Record list —

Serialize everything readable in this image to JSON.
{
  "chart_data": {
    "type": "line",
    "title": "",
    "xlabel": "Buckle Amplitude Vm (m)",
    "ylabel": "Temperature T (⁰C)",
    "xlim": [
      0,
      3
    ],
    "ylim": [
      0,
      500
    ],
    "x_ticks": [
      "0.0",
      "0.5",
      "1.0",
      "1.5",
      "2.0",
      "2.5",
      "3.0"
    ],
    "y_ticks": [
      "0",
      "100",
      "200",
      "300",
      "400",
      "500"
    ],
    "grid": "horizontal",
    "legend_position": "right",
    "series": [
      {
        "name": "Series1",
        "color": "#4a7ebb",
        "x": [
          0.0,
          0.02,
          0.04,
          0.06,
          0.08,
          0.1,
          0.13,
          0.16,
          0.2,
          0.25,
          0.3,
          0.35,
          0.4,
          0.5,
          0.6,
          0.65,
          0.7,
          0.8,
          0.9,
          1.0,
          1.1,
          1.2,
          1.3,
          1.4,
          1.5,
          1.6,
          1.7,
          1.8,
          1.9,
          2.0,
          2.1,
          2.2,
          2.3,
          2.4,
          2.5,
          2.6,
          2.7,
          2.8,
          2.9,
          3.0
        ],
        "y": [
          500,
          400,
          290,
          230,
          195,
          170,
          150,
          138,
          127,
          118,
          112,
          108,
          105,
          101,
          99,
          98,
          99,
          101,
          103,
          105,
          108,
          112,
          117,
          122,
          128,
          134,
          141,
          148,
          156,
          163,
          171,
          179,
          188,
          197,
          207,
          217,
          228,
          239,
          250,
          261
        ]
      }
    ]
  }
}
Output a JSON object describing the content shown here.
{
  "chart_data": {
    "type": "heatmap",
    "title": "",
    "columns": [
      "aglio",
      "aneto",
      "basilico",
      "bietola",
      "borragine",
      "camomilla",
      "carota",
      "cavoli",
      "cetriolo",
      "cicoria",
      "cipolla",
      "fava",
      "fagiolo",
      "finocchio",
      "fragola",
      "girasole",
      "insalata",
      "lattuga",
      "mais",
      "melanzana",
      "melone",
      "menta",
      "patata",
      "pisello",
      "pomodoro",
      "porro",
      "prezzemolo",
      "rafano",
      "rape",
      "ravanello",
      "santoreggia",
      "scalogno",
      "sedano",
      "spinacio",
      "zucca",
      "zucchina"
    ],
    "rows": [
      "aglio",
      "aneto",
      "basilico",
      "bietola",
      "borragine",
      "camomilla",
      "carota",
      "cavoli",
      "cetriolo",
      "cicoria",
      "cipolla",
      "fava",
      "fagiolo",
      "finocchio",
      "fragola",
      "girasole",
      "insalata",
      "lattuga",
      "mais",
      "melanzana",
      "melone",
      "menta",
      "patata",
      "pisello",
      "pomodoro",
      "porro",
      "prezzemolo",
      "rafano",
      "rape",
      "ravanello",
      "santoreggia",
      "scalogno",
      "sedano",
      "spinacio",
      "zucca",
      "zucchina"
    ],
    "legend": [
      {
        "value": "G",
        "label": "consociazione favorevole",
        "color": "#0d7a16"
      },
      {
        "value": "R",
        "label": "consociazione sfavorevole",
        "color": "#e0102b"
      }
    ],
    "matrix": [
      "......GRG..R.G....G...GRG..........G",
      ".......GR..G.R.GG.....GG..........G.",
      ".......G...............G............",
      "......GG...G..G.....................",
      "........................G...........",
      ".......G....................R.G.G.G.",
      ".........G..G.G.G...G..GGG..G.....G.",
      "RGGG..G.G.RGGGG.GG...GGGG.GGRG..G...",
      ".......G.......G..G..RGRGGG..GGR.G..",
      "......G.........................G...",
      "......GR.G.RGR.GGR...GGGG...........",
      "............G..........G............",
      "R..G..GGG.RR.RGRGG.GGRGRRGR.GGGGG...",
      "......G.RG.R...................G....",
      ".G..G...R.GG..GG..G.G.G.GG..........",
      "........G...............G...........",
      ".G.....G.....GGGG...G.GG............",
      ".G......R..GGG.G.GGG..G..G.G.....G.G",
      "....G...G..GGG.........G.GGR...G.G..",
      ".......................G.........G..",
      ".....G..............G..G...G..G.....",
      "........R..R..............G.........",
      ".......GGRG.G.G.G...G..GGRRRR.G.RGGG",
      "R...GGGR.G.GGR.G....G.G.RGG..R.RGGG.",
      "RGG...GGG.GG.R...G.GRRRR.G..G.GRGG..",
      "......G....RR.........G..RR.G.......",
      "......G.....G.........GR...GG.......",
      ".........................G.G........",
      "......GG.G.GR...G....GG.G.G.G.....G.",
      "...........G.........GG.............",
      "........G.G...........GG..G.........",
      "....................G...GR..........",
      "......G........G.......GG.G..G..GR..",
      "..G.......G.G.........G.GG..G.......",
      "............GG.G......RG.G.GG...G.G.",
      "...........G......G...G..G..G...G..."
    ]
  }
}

Instructions to follow — Identify the lines above that contain the word "consociazione", then copy them.

Problem solution —
        "label": "consociazione favorevole",
        "label": "consociazione sfavorevole",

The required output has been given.